**ARTICLE:**
▼

Designing Robots That Learn as Effortlessly as Babies

A wide-eyed, rosy-cheeked, babbling human baby hardly looks like the ultimate learning machine.

But under the hood, an 18-month-old can outlearn any state-of-the-art artificial intelligence algorithm.

Their secret sauce?

They watch; they imitate; and they extrapolate.

Artificial intelligence researchers have begun to take notice. This week, two separate teams dipped their toes into cognitive psychology and developed new algorithms that teach machines to learn like babies. One instructs computers to imitate; the other, to extrapolate.

When challenged to write letters in a foreign alphabet after given only a few examples — a “one-shot” learning task — the new approach outperformed leading AI algorithms by far.

“Humans are the most imitative creature on the planet and young kids seamlessly intertwine imitation and innovation,” said Dr. Andrew Meltzoff, a psychology professor at the University of Washington who directed one of the studies.

Why not design robots that learn as effortlessly as a child, he asked.

Baby Babble and Machine Trouble

To rapidly make sense of a bustling — even chaotic — world, babies instinctively learn by observing elements of that world. The discrete pieces of information — faces, places, objects — are then rapidly transformed into concepts, forming a flexible framework that lets babies ask questions beginning with “what.”

They’re crazy efficient, explained Dr. Brenden Lake to Science Magazine, who co-authored one of the studies. For example, when babies start learning their native language, they often need only a few examples to grasp the basics of a chair, a hairbrush or a scooter. In a way, they extrapolate the essence of the word, and acquire the ability to use the word and classify the object mostly correctly.

But babies aren’t just observers. Before the age of two, they’re asking an even harder question: “Why?” That is, they become extremely adept at understanding people’s intentions. Subconsciously, their brains flood with questions. What’s the person trying to do? How are they going about it? Can I get to the same goal differently?

By watching others, babies pick up essential skills, social rules and laws of nature. They then categorize them into concepts and combine these building blocks in new ways to invent new solutions.

In contrast, even high-performance machine learning models are, well, mechanical.

We don’t code specific sets of rules — for example, what makes a cat a cat — to teach machines, said Lake. Instead, the best approach currently is to provide the computer with thousands of examples and let the algorithm figure out the best solution.

Despite genuine progress in recent years, for most concepts in our natural world machines still fall short, especially when given only a few examples, said Lake. What’s more, unlike people, machines can’t generalize what they’ve learned — they can’t apply the knowledge to new problems.

Think back to when Segways first came out, explained Lake. It took maybe a few looks for you to figure out its general gist; but you didn’t stop there. You also understood that the handlebars connected to the wheels, and they were powered by motors, and there’s a stand for your feet. Using this knowledge, you can sketch your version of a Segway, or a different vehicle inspired by the Segway.

Machines can’t. And that’s what Meltzoff, Lake and their respective teams are trying to fix.

Imitation Game

Meltzoff, in collaboration with Dr. Rajesh Rao at the University of Washington, tackled the first steps of baby learning — observation and imitation.

The team developed an algorithm that allows a robot to consider how its actions can lead to different outcomes. Then the robot built a probabilistic model that it uses to interpret the actions and intentions of its human handler. When unsure, the robot had the ability to ask humans for help.

▲

**PROBLEMS TO SOLVE:**
**A)** In the article on robots that learn like babies, at which university is Andrew Meltzoff a psychology professor?
**B)** Please return the article about robots that learn like babies word for word, everything from "They watch; they" down to "algorithms by far.".
**C)** Write the next part of the article about robots that learn like babies, picking up after its final sentence.
The data that follows has no connection to the article.

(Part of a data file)
▼

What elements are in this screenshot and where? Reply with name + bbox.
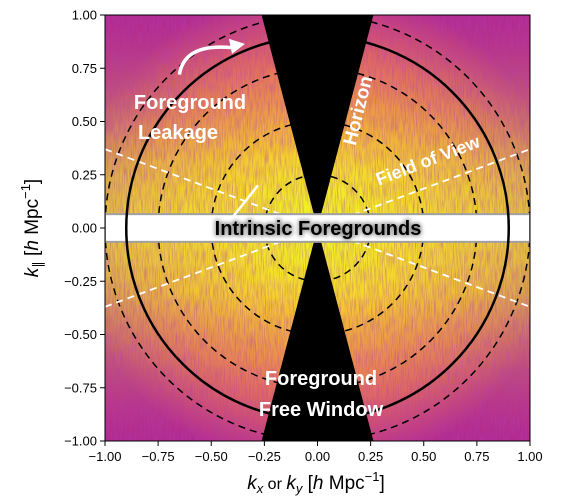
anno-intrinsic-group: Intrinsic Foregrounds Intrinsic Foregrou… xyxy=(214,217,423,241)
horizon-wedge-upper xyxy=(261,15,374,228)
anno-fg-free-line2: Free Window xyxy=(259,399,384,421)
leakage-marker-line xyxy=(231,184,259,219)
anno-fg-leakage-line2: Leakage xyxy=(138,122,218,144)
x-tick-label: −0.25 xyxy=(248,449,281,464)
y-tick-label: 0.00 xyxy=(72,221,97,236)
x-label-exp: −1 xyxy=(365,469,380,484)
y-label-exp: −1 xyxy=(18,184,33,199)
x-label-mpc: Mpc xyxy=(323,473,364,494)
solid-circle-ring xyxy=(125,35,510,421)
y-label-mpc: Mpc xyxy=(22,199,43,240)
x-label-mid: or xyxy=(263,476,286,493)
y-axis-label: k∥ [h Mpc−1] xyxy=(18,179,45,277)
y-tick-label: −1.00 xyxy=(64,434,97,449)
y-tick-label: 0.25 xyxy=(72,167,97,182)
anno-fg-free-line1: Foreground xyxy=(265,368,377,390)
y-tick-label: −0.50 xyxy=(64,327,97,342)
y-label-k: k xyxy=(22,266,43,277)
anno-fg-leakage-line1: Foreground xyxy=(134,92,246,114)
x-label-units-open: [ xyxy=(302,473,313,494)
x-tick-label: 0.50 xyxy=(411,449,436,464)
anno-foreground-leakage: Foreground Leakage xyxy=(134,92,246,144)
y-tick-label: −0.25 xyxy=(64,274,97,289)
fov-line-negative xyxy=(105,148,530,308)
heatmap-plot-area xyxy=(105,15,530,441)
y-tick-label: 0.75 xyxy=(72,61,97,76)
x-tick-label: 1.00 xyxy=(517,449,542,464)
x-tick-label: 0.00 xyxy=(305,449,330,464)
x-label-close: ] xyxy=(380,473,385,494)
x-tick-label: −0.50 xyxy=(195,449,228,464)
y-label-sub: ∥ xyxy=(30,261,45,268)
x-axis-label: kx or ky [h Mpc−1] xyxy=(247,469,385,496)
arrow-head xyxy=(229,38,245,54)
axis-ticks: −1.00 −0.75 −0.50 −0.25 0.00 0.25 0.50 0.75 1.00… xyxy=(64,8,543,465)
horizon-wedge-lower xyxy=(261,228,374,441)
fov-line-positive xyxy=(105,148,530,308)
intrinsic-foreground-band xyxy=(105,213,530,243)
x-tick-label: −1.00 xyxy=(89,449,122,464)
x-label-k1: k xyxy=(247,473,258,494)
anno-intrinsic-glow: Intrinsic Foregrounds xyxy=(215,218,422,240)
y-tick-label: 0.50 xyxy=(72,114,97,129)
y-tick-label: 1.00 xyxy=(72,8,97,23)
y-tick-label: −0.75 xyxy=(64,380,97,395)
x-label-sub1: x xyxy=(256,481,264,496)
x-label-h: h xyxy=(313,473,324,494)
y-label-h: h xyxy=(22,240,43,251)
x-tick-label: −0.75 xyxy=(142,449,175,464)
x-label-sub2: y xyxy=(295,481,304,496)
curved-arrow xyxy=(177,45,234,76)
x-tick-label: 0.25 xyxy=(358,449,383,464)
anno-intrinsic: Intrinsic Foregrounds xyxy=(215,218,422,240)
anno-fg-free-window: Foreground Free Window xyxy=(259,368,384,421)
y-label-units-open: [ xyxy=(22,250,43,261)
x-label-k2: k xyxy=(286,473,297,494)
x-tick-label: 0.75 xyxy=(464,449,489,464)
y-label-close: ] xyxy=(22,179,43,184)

▲
▼

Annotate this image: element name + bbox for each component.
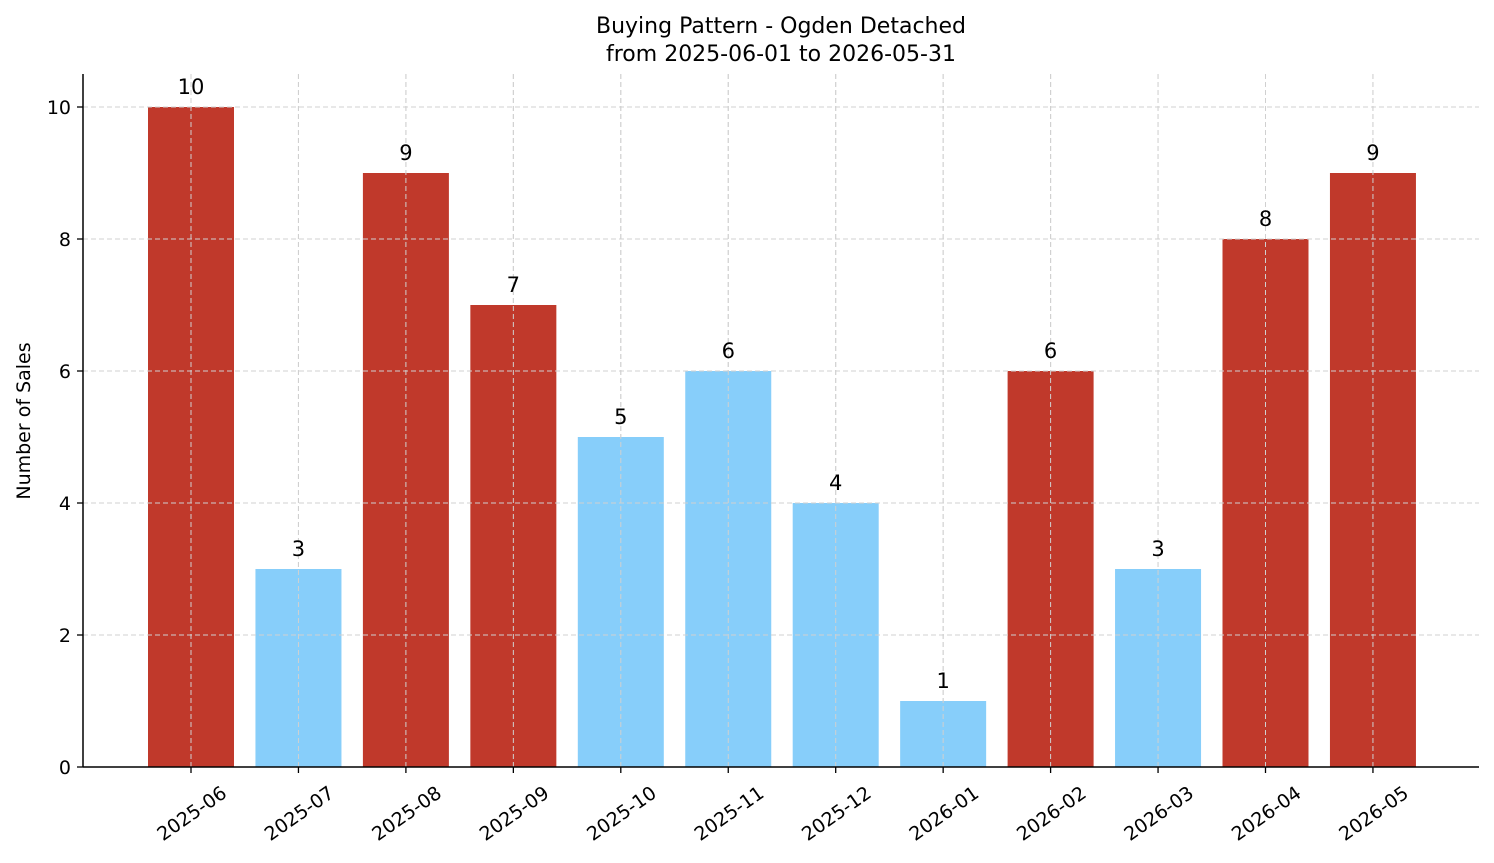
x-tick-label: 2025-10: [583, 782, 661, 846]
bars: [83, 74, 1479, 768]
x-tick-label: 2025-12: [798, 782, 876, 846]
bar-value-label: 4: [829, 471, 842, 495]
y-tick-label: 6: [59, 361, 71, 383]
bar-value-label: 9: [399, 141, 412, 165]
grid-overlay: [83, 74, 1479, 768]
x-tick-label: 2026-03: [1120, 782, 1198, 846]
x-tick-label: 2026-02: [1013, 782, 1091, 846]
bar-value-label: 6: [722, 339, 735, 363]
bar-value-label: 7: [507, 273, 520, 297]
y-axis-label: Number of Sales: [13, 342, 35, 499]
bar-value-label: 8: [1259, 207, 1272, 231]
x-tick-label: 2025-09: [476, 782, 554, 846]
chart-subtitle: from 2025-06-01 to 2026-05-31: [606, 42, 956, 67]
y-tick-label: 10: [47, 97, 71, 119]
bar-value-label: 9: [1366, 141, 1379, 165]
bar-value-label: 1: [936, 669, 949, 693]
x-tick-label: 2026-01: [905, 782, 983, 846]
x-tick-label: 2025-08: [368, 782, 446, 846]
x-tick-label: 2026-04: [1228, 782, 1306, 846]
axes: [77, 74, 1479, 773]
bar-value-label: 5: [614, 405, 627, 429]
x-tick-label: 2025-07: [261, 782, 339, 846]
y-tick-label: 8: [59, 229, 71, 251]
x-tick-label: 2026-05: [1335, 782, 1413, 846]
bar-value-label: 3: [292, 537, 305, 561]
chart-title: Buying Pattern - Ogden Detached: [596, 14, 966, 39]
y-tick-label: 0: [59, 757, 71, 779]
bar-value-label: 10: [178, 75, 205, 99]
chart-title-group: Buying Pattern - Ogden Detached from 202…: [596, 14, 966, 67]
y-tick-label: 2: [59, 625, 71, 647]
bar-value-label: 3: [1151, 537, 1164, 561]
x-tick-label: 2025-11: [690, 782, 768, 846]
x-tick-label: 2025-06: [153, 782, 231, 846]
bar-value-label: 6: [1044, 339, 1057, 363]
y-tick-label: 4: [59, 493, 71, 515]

▲
▼

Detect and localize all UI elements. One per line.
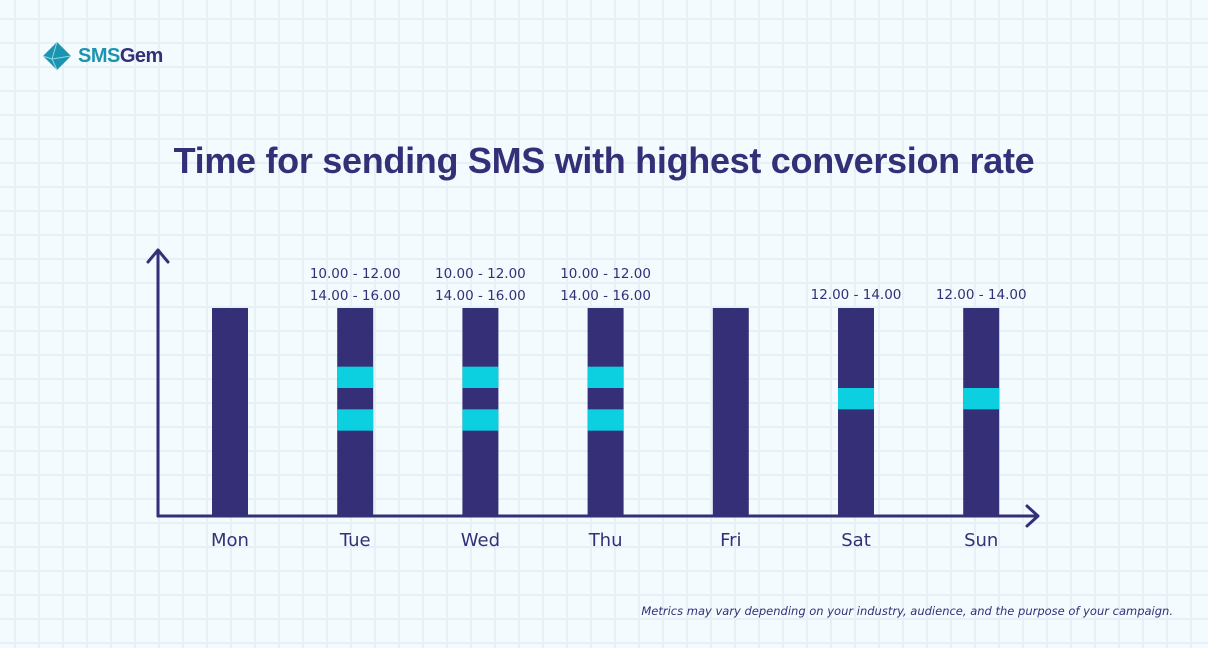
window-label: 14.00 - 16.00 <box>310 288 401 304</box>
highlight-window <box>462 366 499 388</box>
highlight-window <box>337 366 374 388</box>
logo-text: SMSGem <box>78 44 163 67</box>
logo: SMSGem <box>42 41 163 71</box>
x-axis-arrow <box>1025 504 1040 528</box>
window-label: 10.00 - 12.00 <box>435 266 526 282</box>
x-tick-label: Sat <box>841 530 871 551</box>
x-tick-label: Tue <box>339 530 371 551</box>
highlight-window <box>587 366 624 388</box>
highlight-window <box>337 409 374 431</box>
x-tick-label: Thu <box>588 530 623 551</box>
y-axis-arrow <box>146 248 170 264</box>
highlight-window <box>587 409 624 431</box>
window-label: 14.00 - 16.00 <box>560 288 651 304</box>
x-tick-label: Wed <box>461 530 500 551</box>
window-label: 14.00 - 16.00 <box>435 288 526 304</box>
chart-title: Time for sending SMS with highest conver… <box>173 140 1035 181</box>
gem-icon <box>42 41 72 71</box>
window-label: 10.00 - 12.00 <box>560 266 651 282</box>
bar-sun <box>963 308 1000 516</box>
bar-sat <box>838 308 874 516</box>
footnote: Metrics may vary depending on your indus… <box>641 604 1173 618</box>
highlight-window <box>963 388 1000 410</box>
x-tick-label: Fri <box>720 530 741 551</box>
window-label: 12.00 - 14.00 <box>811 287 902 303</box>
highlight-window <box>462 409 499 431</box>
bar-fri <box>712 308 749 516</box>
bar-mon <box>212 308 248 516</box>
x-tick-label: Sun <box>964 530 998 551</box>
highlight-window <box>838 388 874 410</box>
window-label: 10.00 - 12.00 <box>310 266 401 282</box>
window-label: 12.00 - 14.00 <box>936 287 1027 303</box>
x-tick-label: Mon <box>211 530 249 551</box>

▲

**ANSWERS BELOW:**
**A)** The University of Washington.

**B)**
They watch; they imitate; and they extrapolate.

Artificial intelligence researchers have begun to take notice. This week, two separate teams dipped their toes into cognitive psychology and developed new algorithms that teach machines to learn like babies. One instructs computers to imitate; the other, to extrapolate.

When challenged to write letters in a foreign alphabet after given only a few examples — a “one-shot” learning task — the new approach outperformed leading AI algorithms by far.

**C)**
The team tested their new algorithm with two tasks, both mimicking previous experiments that Meltzoff had done with human babies. In one, the robot learned to follow the gaze of the experimenter — a task far harder than it sounds.

The robot has to learn how its own head moves, and understand that the human handler’s head can move according to the same rules, explained Meltzoff. It then tracked the human’s head movements in space and time, and inferred from the person’s gaze what he was looking at. The robot then models its own actions based on that information and fixates at the same location as the handler.

When Meltzoff blindfolded the handler, the robot gradually inferred that the person could no longer see, and stopped following his gaze.

In the second experiment, the robot played around with food shaped toys with its grippers. It then had to mimic a human who pushed the toys around. Rather than rigidly following its mentor’s every minute movement, however, the robot developed its own way to get to the same goal.

For example, compared to pushing a toy, it’s more practical for the robot to use its grippers to pick it up, move it and let it go, said lead author Micheal Chung.

But that’s incredibly high-level.

“The robot has to know what the goal is, which is a tough problem and what we tackled in this study,” said Chung.

Capturing Concepts

In contrast to Meltzoff, Lake and his colleagues worked on the next steps of learning: building concepts and extrapolating from them.

Specifically, the team developed a new computational model that allowed machines to acquire and apply a wide range of new visual concepts based on just a few examples.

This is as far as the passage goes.